++++ Raw data ++++

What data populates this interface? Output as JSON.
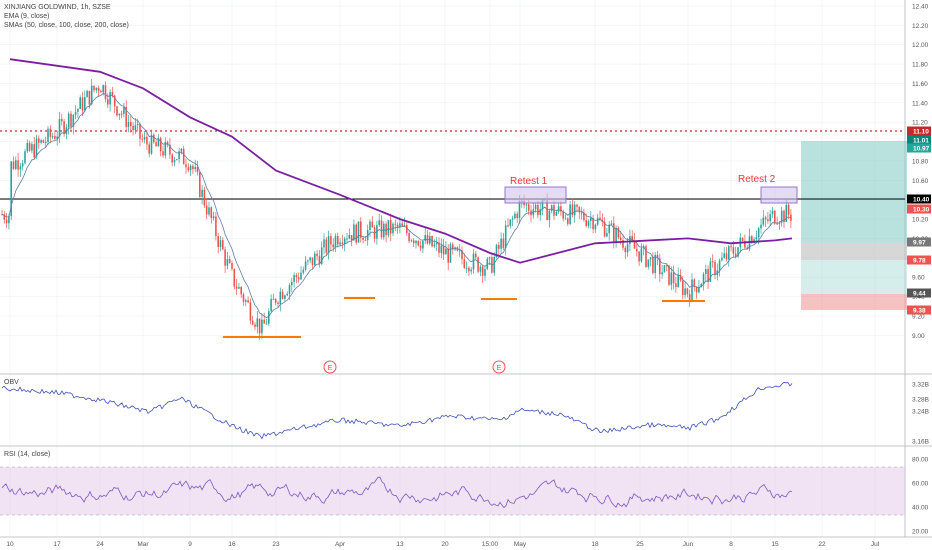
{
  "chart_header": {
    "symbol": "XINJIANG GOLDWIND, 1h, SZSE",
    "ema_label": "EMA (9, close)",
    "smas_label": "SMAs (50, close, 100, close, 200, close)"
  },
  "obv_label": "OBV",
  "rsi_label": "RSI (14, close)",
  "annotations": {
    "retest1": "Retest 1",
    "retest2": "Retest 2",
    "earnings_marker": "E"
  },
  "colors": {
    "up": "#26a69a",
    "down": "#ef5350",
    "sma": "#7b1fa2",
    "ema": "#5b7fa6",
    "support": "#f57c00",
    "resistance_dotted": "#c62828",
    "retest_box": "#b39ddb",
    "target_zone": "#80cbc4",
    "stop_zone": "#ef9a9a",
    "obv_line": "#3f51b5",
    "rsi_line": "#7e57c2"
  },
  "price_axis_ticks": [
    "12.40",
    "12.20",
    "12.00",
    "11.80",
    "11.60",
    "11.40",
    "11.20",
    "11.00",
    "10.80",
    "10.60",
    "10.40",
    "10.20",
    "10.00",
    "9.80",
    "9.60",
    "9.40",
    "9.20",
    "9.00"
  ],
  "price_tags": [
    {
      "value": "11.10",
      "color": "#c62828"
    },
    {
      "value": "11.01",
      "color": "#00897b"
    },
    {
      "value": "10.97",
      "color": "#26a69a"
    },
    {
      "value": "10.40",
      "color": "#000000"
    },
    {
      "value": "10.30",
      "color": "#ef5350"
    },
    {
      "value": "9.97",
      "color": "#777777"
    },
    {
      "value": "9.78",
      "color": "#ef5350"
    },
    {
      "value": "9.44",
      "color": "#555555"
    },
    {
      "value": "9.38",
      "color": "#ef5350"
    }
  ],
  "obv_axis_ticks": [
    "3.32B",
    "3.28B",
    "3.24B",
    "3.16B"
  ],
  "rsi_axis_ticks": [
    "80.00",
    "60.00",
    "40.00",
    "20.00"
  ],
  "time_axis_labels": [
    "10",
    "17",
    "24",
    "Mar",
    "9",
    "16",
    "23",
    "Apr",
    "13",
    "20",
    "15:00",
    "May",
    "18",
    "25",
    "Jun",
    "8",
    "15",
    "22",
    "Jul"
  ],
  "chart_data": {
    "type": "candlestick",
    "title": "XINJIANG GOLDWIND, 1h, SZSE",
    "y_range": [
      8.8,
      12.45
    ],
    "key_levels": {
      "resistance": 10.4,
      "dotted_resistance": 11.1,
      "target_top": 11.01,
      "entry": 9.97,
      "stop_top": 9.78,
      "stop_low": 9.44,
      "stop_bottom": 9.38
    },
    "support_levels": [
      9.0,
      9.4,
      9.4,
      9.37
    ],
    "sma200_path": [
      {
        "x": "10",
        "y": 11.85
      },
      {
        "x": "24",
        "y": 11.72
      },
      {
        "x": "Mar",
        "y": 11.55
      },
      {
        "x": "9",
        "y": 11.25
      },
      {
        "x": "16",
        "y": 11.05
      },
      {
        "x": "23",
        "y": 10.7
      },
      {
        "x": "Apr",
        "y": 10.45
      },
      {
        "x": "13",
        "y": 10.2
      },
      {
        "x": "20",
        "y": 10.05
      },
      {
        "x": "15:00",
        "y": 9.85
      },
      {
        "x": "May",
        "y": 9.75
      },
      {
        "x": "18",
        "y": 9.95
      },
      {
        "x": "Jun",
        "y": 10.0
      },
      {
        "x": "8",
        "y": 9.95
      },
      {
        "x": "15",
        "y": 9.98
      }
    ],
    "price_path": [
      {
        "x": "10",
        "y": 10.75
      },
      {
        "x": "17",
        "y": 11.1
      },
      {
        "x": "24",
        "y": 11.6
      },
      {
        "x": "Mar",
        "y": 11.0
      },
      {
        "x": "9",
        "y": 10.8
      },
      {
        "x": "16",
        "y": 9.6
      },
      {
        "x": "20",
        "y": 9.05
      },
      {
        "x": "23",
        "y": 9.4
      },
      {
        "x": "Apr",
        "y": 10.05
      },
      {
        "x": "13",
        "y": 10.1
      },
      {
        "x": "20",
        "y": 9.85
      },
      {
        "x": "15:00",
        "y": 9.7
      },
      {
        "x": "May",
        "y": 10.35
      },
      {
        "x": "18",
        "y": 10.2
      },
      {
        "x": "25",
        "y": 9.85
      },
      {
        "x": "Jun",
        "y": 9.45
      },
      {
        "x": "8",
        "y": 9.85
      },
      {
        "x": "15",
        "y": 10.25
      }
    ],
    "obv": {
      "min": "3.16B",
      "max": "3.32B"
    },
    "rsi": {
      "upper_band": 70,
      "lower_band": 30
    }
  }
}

++++
++++ Raw data ++++

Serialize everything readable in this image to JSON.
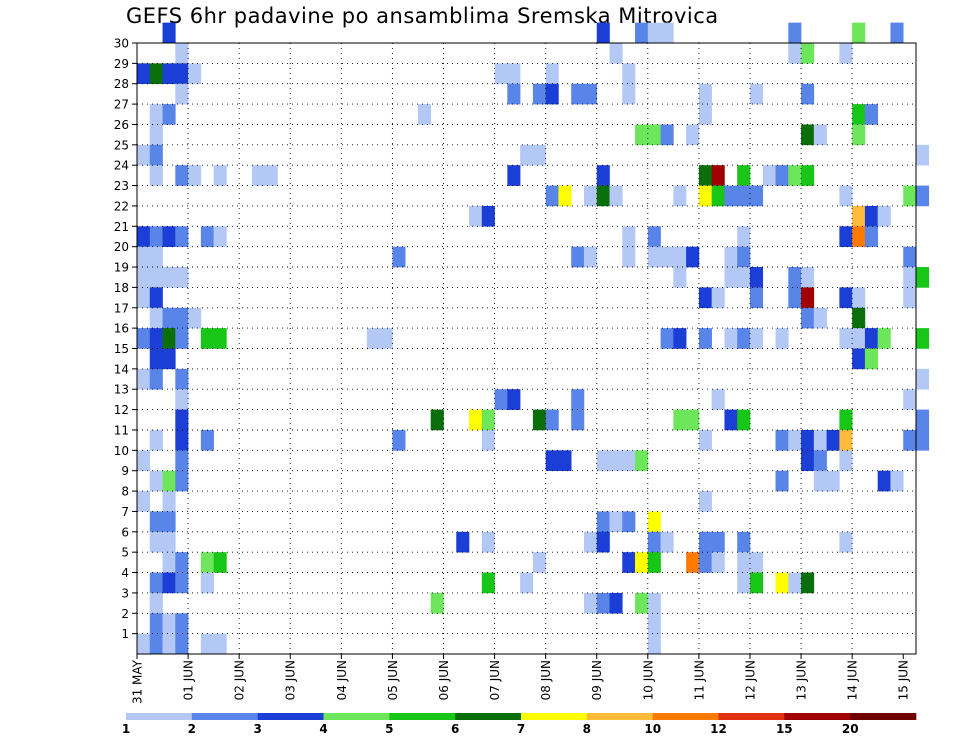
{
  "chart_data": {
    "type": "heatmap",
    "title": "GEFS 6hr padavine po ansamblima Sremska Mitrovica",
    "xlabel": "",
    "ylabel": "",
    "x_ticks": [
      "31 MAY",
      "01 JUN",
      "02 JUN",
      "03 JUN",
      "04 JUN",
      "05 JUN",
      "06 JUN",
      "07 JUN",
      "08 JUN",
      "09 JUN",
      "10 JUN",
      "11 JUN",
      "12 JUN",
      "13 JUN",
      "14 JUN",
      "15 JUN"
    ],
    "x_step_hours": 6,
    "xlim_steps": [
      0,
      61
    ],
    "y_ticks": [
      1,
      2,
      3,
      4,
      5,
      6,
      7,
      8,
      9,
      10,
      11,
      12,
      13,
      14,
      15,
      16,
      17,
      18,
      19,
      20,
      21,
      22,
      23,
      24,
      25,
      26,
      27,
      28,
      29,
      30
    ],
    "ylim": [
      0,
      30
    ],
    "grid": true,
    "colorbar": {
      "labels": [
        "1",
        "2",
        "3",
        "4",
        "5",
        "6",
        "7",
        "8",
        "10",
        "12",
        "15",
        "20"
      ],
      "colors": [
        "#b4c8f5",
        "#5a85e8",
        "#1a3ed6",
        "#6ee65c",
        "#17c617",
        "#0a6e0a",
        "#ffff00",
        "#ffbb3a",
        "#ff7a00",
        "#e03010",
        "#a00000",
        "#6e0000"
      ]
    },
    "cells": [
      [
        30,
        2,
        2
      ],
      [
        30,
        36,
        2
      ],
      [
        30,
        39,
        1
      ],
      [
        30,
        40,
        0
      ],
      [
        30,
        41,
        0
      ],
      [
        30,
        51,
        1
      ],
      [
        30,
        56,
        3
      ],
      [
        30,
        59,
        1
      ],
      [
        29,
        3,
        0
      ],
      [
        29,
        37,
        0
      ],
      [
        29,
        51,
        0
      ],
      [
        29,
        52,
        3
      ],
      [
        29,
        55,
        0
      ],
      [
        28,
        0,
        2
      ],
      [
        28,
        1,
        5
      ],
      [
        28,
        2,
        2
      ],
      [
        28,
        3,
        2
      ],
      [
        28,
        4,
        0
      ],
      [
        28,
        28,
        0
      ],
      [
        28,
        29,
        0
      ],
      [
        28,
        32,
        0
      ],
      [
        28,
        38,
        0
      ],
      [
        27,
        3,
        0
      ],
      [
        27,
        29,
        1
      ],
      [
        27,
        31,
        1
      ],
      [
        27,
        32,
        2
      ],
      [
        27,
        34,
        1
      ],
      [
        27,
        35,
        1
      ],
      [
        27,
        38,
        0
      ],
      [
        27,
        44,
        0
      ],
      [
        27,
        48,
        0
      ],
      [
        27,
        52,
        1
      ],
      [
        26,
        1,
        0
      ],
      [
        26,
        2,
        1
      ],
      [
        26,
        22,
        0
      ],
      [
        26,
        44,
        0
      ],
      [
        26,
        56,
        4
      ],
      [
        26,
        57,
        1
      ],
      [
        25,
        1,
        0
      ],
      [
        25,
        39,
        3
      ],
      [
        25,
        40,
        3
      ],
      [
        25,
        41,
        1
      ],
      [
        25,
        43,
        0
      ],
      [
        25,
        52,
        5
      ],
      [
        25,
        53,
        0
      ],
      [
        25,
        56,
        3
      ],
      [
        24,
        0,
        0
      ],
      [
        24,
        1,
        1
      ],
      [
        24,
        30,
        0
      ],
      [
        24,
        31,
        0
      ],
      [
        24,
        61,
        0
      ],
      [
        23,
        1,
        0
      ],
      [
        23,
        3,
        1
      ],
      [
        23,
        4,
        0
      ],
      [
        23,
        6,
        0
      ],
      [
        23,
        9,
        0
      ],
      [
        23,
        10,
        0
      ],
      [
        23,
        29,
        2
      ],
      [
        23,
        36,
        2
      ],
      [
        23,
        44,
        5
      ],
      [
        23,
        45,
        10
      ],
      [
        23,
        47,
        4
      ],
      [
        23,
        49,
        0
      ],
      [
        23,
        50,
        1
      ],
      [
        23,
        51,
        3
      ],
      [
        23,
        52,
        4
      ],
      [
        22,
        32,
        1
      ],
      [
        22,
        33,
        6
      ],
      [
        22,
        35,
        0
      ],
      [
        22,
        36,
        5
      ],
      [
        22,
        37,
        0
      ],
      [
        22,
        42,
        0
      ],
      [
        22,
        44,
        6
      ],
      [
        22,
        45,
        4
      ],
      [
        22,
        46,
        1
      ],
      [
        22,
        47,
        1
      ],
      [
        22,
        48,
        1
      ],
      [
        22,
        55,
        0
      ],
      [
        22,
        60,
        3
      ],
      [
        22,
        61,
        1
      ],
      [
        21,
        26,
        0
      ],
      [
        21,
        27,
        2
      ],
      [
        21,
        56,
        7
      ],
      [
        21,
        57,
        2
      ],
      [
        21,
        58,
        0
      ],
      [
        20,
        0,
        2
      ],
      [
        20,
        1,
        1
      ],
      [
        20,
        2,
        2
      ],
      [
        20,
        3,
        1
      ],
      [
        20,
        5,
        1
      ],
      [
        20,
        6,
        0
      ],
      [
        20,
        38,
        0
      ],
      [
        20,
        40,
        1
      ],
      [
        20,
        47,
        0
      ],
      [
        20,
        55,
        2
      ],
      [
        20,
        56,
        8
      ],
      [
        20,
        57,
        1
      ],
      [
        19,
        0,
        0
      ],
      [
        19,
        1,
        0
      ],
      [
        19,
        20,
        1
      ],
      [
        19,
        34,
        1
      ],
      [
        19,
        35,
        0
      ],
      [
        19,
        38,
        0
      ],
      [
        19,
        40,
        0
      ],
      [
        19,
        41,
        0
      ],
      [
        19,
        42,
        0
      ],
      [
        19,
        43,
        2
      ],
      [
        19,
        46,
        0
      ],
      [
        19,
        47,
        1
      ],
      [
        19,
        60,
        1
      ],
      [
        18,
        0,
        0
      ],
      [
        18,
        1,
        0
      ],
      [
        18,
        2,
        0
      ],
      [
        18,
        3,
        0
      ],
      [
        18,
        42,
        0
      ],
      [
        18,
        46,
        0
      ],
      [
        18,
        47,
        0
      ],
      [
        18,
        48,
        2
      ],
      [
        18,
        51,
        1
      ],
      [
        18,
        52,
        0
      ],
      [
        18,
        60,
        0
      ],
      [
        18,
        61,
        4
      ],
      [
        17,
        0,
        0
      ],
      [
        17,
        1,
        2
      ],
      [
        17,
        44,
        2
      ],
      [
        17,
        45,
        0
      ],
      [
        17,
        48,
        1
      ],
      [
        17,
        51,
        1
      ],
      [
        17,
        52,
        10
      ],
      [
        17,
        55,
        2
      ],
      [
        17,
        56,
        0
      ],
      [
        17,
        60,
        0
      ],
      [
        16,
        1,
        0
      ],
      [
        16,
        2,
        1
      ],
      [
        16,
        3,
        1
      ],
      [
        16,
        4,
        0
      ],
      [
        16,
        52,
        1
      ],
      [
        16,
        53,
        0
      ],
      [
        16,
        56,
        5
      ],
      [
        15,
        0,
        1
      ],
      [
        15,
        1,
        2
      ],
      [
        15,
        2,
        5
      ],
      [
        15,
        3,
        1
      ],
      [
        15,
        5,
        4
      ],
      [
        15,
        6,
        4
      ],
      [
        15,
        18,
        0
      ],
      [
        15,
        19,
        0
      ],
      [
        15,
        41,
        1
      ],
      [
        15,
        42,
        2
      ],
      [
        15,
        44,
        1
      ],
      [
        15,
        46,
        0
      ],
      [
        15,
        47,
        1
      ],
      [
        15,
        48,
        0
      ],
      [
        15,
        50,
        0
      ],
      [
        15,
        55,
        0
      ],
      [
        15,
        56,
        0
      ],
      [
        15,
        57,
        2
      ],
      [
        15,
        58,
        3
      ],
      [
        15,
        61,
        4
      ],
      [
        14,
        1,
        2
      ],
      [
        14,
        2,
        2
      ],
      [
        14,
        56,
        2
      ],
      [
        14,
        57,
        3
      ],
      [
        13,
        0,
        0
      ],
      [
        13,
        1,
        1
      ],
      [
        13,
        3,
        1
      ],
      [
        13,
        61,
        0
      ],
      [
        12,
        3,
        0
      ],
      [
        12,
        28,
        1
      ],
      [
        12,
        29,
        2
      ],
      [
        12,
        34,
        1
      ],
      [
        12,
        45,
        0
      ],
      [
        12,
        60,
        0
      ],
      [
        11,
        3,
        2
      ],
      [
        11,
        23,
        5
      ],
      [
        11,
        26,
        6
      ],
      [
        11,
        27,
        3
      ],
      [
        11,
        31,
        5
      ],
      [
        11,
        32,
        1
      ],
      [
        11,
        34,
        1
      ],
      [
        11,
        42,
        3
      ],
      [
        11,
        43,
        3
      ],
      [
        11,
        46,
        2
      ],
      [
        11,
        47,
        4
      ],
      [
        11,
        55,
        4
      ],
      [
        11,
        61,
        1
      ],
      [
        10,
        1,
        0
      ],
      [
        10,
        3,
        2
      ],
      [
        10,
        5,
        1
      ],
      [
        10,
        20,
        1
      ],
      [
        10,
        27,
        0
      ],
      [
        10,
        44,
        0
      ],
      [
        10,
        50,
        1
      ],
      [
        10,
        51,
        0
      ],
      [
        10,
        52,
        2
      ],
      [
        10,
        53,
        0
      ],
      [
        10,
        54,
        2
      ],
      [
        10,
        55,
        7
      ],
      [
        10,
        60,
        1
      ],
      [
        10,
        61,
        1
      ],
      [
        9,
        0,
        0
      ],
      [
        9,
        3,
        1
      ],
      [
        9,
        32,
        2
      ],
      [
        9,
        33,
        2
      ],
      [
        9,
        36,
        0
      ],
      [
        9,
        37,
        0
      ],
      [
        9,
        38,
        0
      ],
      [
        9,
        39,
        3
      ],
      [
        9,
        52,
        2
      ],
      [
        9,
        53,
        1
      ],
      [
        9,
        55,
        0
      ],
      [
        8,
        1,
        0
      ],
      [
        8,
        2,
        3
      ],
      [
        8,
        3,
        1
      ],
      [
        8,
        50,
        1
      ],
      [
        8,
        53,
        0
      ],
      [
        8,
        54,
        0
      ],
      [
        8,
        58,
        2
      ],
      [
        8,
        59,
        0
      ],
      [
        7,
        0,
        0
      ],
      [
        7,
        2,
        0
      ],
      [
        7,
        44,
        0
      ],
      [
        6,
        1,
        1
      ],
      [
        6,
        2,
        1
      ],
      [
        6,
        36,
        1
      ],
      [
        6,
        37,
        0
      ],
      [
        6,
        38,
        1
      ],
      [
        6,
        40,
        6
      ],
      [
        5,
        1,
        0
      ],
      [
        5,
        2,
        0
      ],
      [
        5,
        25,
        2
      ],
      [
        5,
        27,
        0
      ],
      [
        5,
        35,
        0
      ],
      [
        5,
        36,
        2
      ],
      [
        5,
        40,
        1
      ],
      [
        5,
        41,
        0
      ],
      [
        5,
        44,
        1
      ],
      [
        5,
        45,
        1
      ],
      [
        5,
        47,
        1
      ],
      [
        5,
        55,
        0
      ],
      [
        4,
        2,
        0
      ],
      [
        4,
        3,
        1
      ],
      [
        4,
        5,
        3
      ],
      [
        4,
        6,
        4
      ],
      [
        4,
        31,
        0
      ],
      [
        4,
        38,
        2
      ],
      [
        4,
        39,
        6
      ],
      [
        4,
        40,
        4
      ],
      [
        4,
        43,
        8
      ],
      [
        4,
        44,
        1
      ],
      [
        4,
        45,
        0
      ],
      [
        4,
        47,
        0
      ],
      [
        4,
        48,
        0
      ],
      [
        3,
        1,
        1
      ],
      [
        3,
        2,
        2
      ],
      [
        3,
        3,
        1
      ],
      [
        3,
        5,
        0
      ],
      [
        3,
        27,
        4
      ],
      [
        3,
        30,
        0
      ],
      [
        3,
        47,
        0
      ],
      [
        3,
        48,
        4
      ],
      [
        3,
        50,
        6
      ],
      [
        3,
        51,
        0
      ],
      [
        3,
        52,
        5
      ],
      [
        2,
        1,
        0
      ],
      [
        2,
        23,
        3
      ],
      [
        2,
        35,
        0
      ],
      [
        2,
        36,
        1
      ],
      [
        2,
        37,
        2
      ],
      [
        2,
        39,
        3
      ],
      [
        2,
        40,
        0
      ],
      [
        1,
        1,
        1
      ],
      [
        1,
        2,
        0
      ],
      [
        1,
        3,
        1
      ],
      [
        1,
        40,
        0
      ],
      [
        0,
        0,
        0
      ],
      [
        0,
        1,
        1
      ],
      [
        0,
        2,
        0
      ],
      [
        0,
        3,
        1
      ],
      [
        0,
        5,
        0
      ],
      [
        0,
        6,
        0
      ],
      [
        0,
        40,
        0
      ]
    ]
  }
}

++++

● Set task
Copy every line of the material in which the word "title" occurs.

● Response to this task
    "title": "XINJIANG GOLDWIND, 1h, SZSE",
    "title": "GEFS 6hr padavine po ansamblima Sremska Mitrovica",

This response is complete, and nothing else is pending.